• **What is expected**
Leaving out all images, write out the records that follow exactly.

• **The input**

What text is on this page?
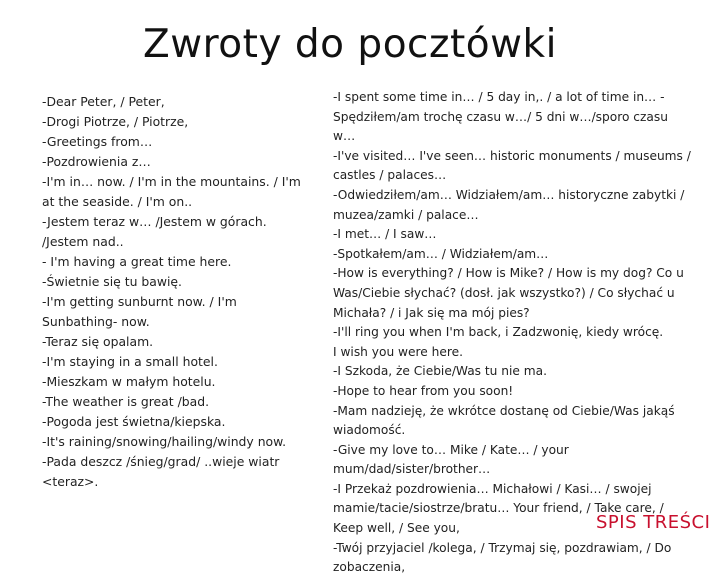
Zwroty do pocztówki
-Dear Peter, / Peter,
-Drogi Piotrze, / Piotrze,
-Greetings from…
-Pozdrowienia z…
-I'm in… now. / I'm in the mountains. / I'm at the seaside. / I'm on..
-Jestem teraz w… /Jestem w górach. /Jestem nad..
- I'm having a great time here.
-Świetnie się tu bawię.
-I'm getting sunburnt now. / I'm Sunbathing- now.
-Teraz się opalam.
-I'm staying in a small hotel.
-Mieszkam w małym hotelu.
-The weather is great /bad.
-Pogoda jest świetna/kiepska.
-It's raining/snowing/hailing/windy now.
-Pada deszcz /śnieg/grad/ ..wieje wiatr <teraz>.
-I spent some time in… / 5 day in,. / a lot of time in… -Spędziłem/am trochę czasu w…/ 5 dni w…/sporo czasu w…
-I've visited… I've seen… historic monuments / museums / castles / palaces…
-Odwiedziłem/am… Widziałem/am… historyczne zabytki / muzea/zamki / palace…
-I met… / I saw…
-Spotkałem/am… / Widziałem/am…
-How is everything? / How is Mike? / How is my dog? Co u Was/Ciebie słychać? (dosł. jak wszystko?) / Co słychać u Michała? / i Jak się ma mój pies?
-I'll ring you when I'm back, i Zadzwonię, kiedy wrócę.
I wish you were here.
-I Szkoda, że Ciebie/Was tu nie ma.
-Hope to hear from you soon!
-Mam nadzieję, że wkrótce dostanę od Ciebie/Was jakąś wiadomość.
-Give my love to… Mike / Kate… / your mum/dad/sister/brother…
-I Przekaż pozdrowienia… Michałowi / Kasi… / swojej mamie/tacie/siostrze/bratu… Your friend, / Take care, / Keep well, / See you,
-Twój przyjaciel /kolega, / Trzymaj się, pozdrawiam, / Do zobaczenia,
SPIS TREŚCI
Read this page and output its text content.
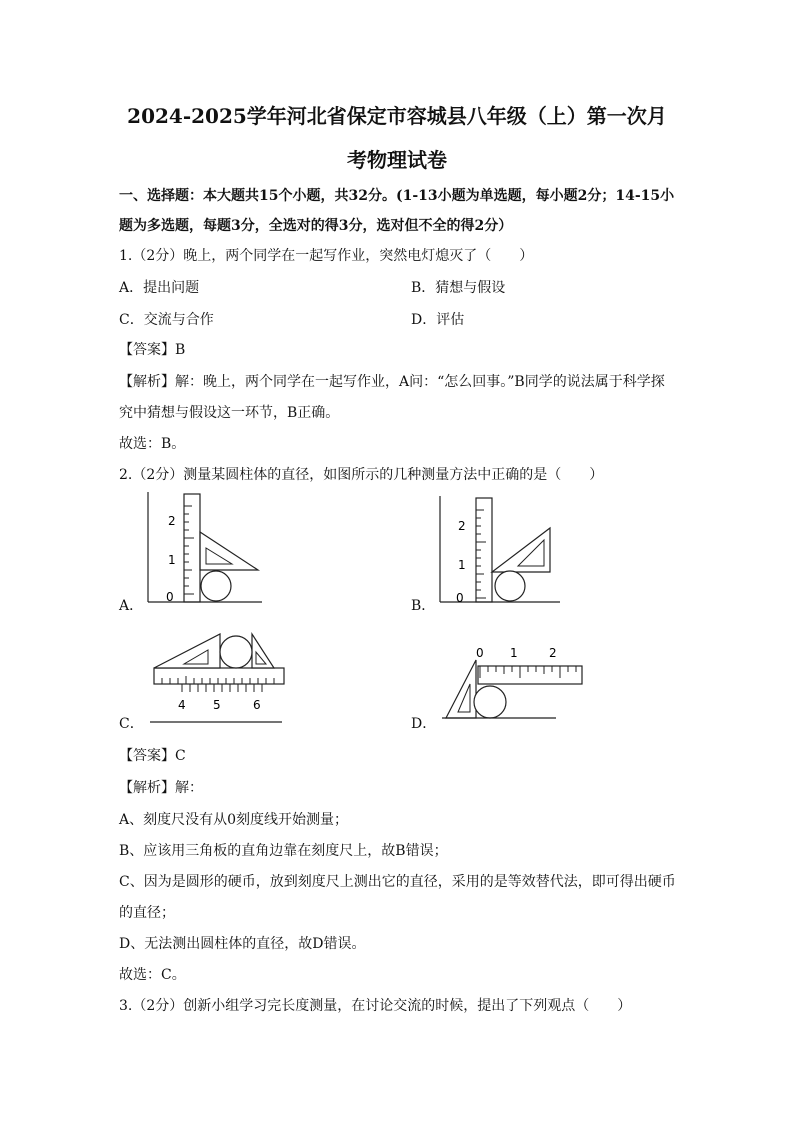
2024-2025学年河北省保定市容城县八年级（上）第一次月
考物理试卷
一、选择题：本大题共15个小题，共32分。(1-13小题为单选题，每小题2分；14-15小
题为多选题，每题3分，全选对的得3分，选对但不全的得2分）
1.（2分）晚上，两个同学在一起写作业，突然电灯熄灭了（　　）
A．提出问题	B．猜想与假设
C．交流与合作	D．评估
【答案】B
【解析】解：晚上，两个同学在一起写作业，A问：“怎么回事。”B同学的说法属于科学探
究中猜想与假设这一环节，B正确。
故选：B。
2.（2分）测量某圆柱体的直径，如图所示的几种测量方法中正确的是（　　）
A．
2
1
0
B．
2
1
0
C．
4 5	6
D．
0 1	2
【答案】C
【解析】解：
A、刻度尺没有从0刻度线开始测量；
B、应该用三角板的直角边靠在刻度尺上，故B错误；
C、因为是圆形的硬币，放到刻度尺上测出它的直径，采用的是等效替代法，即可得出硬币
的直径；
D、无法测出圆柱体的直径，故D错误。
故选：C。
3.（2分）创新小组学习完长度测量，在讨论交流的时候，提出了下列观点（　　）
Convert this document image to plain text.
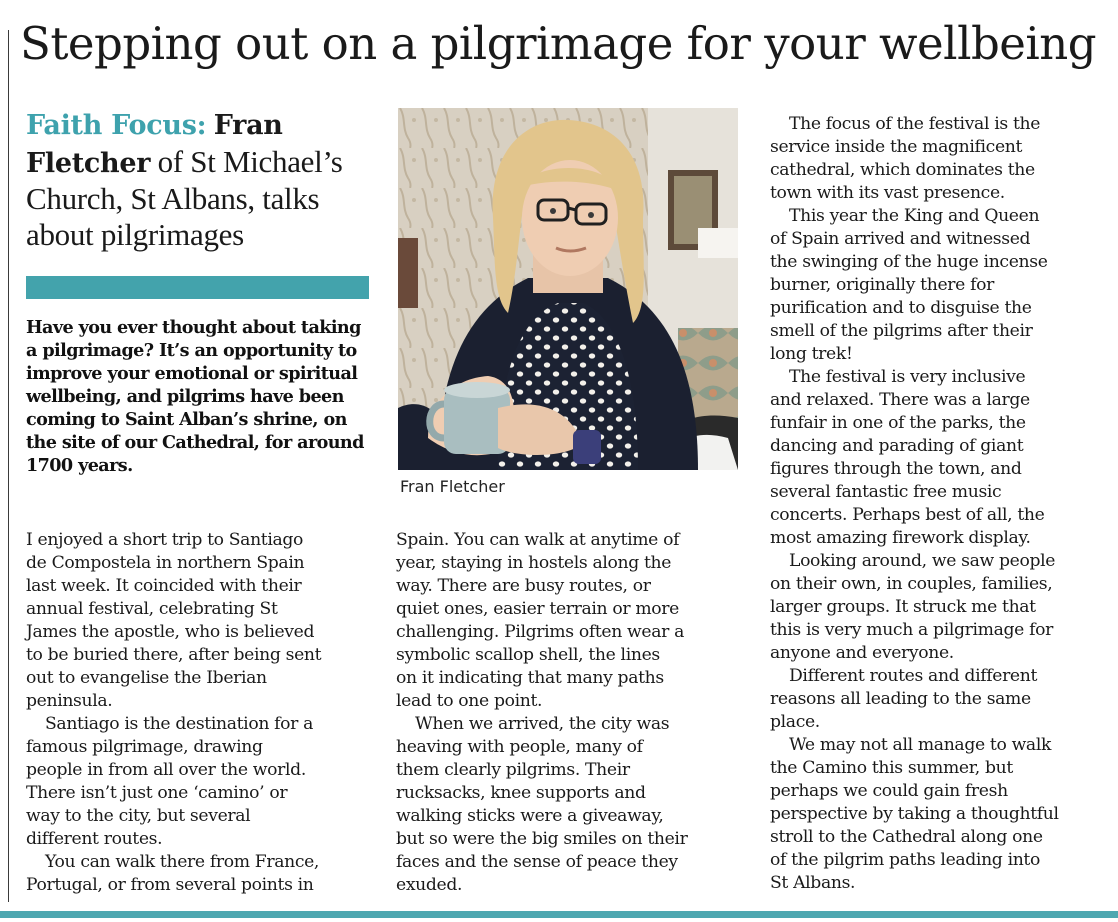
Stepping out on a pilgrimage for your wellbeing
Faith Focus: Fran Fletcher of St Michael’s Church, St Albans, talks about pilgrimages

Have you ever thought about taking a pilgrimage? It’s an opportunity to improve your emotional or spiritual wellbeing, and pilgrims have been coming to Saint Alban’s shrine, on the site of our Cathedral, for around 1700 years.

Fran Fletcher
I enjoyed a short trip to Santiago
de Compostela in northern Spain
last week. It coincided with their
annual festival, celebrating St
James the apostle, who is believed
to be buried there, after being sent
out to evangelise the Iberian
peninsula.
Santiago is the destination for a
famous pilgrimage, drawing
people in from all over the world.
There isn’t just one ‘camino’ or
way to the city, but several
different routes.
You can walk there from France,
Portugal, or from several points in
Spain. You can walk at anytime of
year, staying in hostels along the
way. There are busy routes, or
quiet ones, easier terrain or more
challenging. Pilgrims often wear a
symbolic scallop shell, the lines
on it indicating that many paths
lead to one point.
When we arrived, the city was
heaving with people, many of
them clearly pilgrims. Their
rucksacks, knee supports and
walking sticks were a giveaway,
but so were the big smiles on their
faces and the sense of peace they
exuded.
The focus of the festival is the
service inside the magnificent
cathedral, which dominates the
town with its vast presence.
This year the King and Queen
of Spain arrived and witnessed
the swinging of the huge incense
burner, originally there for
purification and to disguise the
smell of the pilgrims after their
long trek!
The festival is very inclusive
and relaxed. There was a large
funfair in one of the parks, the
dancing and parading of giant
figures through the town, and
several fantastic free music
concerts. Perhaps best of all, the
most amazing firework display.
Looking around, we saw people
on their own, in couples, families,
larger groups. It struck me that
this is very much a pilgrimage for
anyone and everyone.
Different routes and different
reasons all leading to the same
place.
We may not all manage to walk
the Camino this summer, but
perhaps we could gain fresh
perspective by taking a thoughtful
stroll to the Cathedral along one
of the pilgrim paths leading into
St Albans.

• **Answer below**
What text is on this page?
Zwroty do pocztówki
-Dear Peter, / Peter,
-Drogi Piotrze, / Piotrze,
-Greetings from…
-Pozdrowienia z…
-I'm in… now. / I'm in the mountains. / I'm at the seaside. / I'm on..
-Jestem teraz w… /Jestem w górach. /Jestem nad..
- I'm having a great time here.
-Świetnie się tu bawię.
-I'm getting sunburnt now. / I'm Sunbathing- now.
-Teraz się opalam.
-I'm staying in a small hotel.
-Mieszkam w małym hotelu.
-The weather is great /bad.
-Pogoda jest świetna/kiepska.
-It's raining/snowing/hailing/windy now.
-Pada deszcz /śnieg/grad/ ..wieje wiatr <teraz>.
-I spent some time in… / 5 day in,. / a lot of time in… -Spędziłem/am trochę czasu w…/ 5 dni w…/sporo czasu w…
-I've visited… I've seen… historic monuments / museums / castles / palaces…
-Odwiedziłem/am… Widziałem/am… historyczne zabytki / muzea/zamki / palace…
-I met… / I saw…
-Spotkałem/am… / Widziałem/am…
-How is everything? / How is Mike? / How is my dog? Co u Was/Ciebie słychać? (dosł. jak wszystko?) / Co słychać u Michała? / i Jak się ma mój pies?
-I'll ring you when I'm back, i Zadzwonię, kiedy wrócę.
I wish you were here.
-I Szkoda, że Ciebie/Was tu nie ma.
-Hope to hear from you soon!
-Mam nadzieję, że wkrótce dostanę od Ciebie/Was jakąś wiadomość.
-Give my love to… Mike / Kate… / your mum/dad/sister/brother…
-I Przekaż pozdrowienia… Michałowi / Kasi… / swojej mamie/tacie/siostrze/bratu… Your friend, / Take care, / Keep well, / See you,
-Twój przyjaciel /kolega, / Trzymaj się, pozdrawiam, / Do zobaczenia,
SPIS TREŚCI
Read this page and output its text content.
2024-2025学年河北省保定市容城县八年级（上）第一次月
考物理试卷
一、选择题：本大题共15个小题，共32分。(1-13小题为单选题，每小题2分；14-15小
题为多选题，每题3分，全选对的得3分，选对但不全的得2分）
1.（2分）晚上，两个同学在一起写作业，突然电灯熄灭了（　　）
A．提出问题	B．猜想与假设
C．交流与合作	D．评估
【答案】B
【解析】解：晚上，两个同学在一起写作业，A问：“怎么回事。”B同学的说法属于科学探
究中猜想与假设这一环节，B正确。
故选：B。
2.（2分）测量某圆柱体的直径，如图所示的几种测量方法中正确的是（　　）
A．
2
1
0
B．
2
1
0
C．
4 5	6
D．
0 1	2
【答案】C
【解析】解：
A、刻度尺没有从0刻度线开始测量；
B、应该用三角板的直角边靠在刻度尺上，故B错误；
C、因为是圆形的硬币，放到刻度尺上测出它的直径，采用的是等效替代法，即可得出硬币
的直径；
D、无法测出圆柱体的直径，故D错误。
故选：C。
3.（2分）创新小组学习完长度测量，在讨论交流的时候，提出了下列观点（　　）
Convert this document image to plain text.
Stepping out on a pilgrimage for your wellbeing
Faith Focus: Fran Fletcher of St Michael’s Church, St Albans, talks about pilgrimages

Have you ever thought about taking a pilgrimage? It’s an opportunity to improve your emotional or spiritual wellbeing, and pilgrims have been coming to Saint Alban’s shrine, on the site of our Cathedral, for around 1700 years.

Fran Fletcher
I enjoyed a short trip to Santiago
de Compostela in northern Spain
last week. It coincided with their
annual festival, celebrating St
James the apostle, who is believed
to be buried there, after being sent
out to evangelise the Iberian
peninsula.
Santiago is the destination for a
famous pilgrimage, drawing
people in from all over the world.
There isn’t just one ‘camino’ or
way to the city, but several
different routes.
You can walk there from France,
Portugal, or from several points in
Spain. You can walk at anytime of
year, staying in hostels along the
way. There are busy routes, or
quiet ones, easier terrain or more
challenging. Pilgrims often wear a
symbolic scallop shell, the lines
on it indicating that many paths
lead to one point.
When we arrived, the city was
heaving with people, many of
them clearly pilgrims. Their
rucksacks, knee supports and
walking sticks were a giveaway,
but so were the big smiles on their
faces and the sense of peace they
exuded.
The focus of the festival is the
service inside the magnificent
cathedral, which dominates the
town with its vast presence.
This year the King and Queen
of Spain arrived and witnessed
the swinging of the huge incense
burner, originally there for
purification and to disguise the
smell of the pilgrims after their
long trek!
The festival is very inclusive
and relaxed. There was a large
funfair in one of the parks, the
dancing and parading of giant
figures through the town, and
several fantastic free music
concerts. Perhaps best of all, the
most amazing firework display.
Looking around, we saw people
on their own, in couples, families,
larger groups. It struck me that
this is very much a pilgrimage for
anyone and everyone.
Different routes and different
reasons all leading to the same
place.
We may not all manage to walk
the Camino this summer, but
perhaps we could gain fresh
perspective by taking a thoughtful
stroll to the Cathedral along one
of the pilgrim paths leading into
St Albans.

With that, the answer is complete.